> Exercise
Copy the material that follows word for word and omit its pictures.

(Records about charts and figures)
+++

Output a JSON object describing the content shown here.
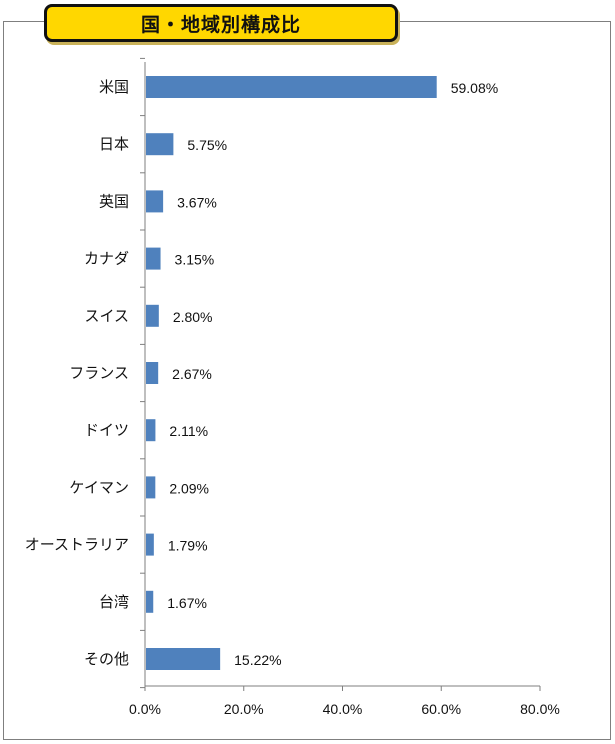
{
  "title": "国・地域別構成比",
  "colors": {
    "bar": "#4f81bd",
    "title_bg": "#ffd700",
    "axis": "#7f7f7f"
  },
  "chart_data": {
    "type": "bar",
    "orientation": "horizontal",
    "categories": [
      "米国",
      "日本",
      "英国",
      "カナダ",
      "スイス",
      "フランス",
      "ドイツ",
      "ケイマン",
      "オーストラリア",
      "台湾",
      "その他"
    ],
    "values": [
      59.08,
      5.75,
      3.67,
      3.15,
      2.8,
      2.67,
      2.11,
      2.09,
      1.79,
      1.67,
      15.22
    ],
    "data_labels": [
      "59.08%",
      "5.75%",
      "3.67%",
      "3.15%",
      "2.80%",
      "2.67%",
      "2.11%",
      "2.09%",
      "1.79%",
      "1.67%",
      "15.22%"
    ],
    "xlim": [
      0,
      80
    ],
    "xticks": [
      0,
      20,
      40,
      60,
      80
    ],
    "xtick_labels": [
      "0.0%",
      "20.0%",
      "40.0%",
      "60.0%",
      "80.0%"
    ],
    "grid": false,
    "legend": "none"
  }
}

+++

> Written reply
Output a JSON object describing the content shown here.
{
  "title": "国・地域別構成比",
  "colors": {
    "bar": "#4f81bd",
    "title_bg": "#ffd700",
    "axis": "#7f7f7f"
  },
  "chart_data": {
    "type": "bar",
    "orientation": "horizontal",
    "categories": [
      "米国",
      "日本",
      "英国",
      "カナダ",
      "スイス",
      "フランス",
      "ドイツ",
      "ケイマン",
      "オーストラリア",
      "台湾",
      "その他"
    ],
    "values": [
      59.08,
      5.75,
      3.67,
      3.15,
      2.8,
      2.67,
      2.11,
      2.09,
      1.79,
      1.67,
      15.22
    ],
    "data_labels": [
      "59.08%",
      "5.75%",
      "3.67%",
      "3.15%",
      "2.80%",
      "2.67%",
      "2.11%",
      "2.09%",
      "1.79%",
      "1.67%",
      "15.22%"
    ],
    "xlim": [
      0,
      80
    ],
    "xticks": [
      0,
      20,
      40,
      60,
      80
    ],
    "xtick_labels": [
      "0.0%",
      "20.0%",
      "40.0%",
      "60.0%",
      "80.0%"
    ],
    "grid": false,
    "legend": "none"
  }
}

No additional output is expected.